* TASK INSTRUCTIONS: Reproduce every record exactly as given.

- - - - - - -

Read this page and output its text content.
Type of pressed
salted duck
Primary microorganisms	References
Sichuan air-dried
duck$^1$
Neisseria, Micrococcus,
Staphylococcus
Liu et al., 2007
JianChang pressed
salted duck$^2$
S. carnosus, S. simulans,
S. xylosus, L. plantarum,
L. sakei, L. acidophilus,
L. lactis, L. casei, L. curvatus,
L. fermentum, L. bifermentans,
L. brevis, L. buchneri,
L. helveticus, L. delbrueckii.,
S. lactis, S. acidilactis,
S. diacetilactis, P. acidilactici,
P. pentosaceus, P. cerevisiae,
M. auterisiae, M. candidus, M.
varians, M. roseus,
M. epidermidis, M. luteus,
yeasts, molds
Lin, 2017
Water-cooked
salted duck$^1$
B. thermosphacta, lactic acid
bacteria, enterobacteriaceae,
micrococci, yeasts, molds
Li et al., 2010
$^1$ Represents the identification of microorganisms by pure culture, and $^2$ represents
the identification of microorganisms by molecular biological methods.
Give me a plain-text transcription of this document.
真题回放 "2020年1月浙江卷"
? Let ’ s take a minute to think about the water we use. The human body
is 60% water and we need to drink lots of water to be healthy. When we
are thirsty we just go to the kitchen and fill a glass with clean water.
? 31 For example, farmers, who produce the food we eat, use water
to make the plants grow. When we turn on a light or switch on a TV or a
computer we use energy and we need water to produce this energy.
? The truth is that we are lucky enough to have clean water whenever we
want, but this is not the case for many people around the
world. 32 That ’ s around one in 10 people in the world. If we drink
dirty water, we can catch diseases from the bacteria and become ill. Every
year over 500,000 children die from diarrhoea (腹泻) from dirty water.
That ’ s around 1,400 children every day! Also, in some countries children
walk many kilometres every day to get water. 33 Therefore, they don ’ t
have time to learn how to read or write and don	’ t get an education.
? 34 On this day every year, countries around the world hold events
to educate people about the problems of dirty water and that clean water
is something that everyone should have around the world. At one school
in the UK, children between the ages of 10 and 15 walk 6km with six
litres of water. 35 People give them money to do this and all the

- - - - - - -

* RESPONSE:
Read this page and output its text content.
Type of pressed
salted duck
Primary microorganisms	References
Sichuan air-dried
duck$^1$
Neisseria, Micrococcus,
Staphylococcus
Liu et al., 2007
JianChang pressed
salted duck$^2$
S. carnosus, S. simulans,
S. xylosus, L. plantarum,
L. sakei, L. acidophilus,
L. lactis, L. casei, L. curvatus,
L. fermentum, L. bifermentans,
L. brevis, L. buchneri,
L. helveticus, L. delbrueckii.,
S. lactis, S. acidilactis,
S. diacetilactis, P. acidilactici,
P. pentosaceus, P. cerevisiae,
M. auterisiae, M. candidus, M.
varians, M. roseus,
M. epidermidis, M. luteus,
yeasts, molds
Lin, 2017
Water-cooked
salted duck$^1$
B. thermosphacta, lactic acid
bacteria, enterobacteriaceae,
micrococci, yeasts, molds
Li et al., 2010
$^1$ Represents the identification of microorganisms by pure culture, and $^2$ represents
the identification of microorganisms by molecular biological methods.
Give me a plain-text transcription of this document.
真题回放 "2020年1月浙江卷"
? Let ’ s take a minute to think about the water we use. The human body
is 60% water and we need to drink lots of water to be healthy. When we
are thirsty we just go to the kitchen and fill a glass with clean water.
? 31 For example, farmers, who produce the food we eat, use water
to make the plants grow. When we turn on a light or switch on a TV or a
computer we use energy and we need water to produce this energy.
? The truth is that we are lucky enough to have clean water whenever we
want, but this is not the case for many people around the
world. 32 That ’ s around one in 10 people in the world. If we drink
dirty water, we can catch diseases from the bacteria and become ill. Every
year over 500,000 children die from diarrhoea (腹泻) from dirty water.
That ’ s around 1,400 children every day! Also, in some countries children
walk many kilometres every day to get water. 33 Therefore, they don ’ t
have time to learn how to read or write and don	’ t get an education.
? 34 On this day every year, countries around the world hold events
to educate people about the problems of dirty water and that clean water
is something that everyone should have around the world. At one school
in the UK, children between the ages of 10 and 15 walk 6km with six
litres of water. 35 People give them money to do this and all the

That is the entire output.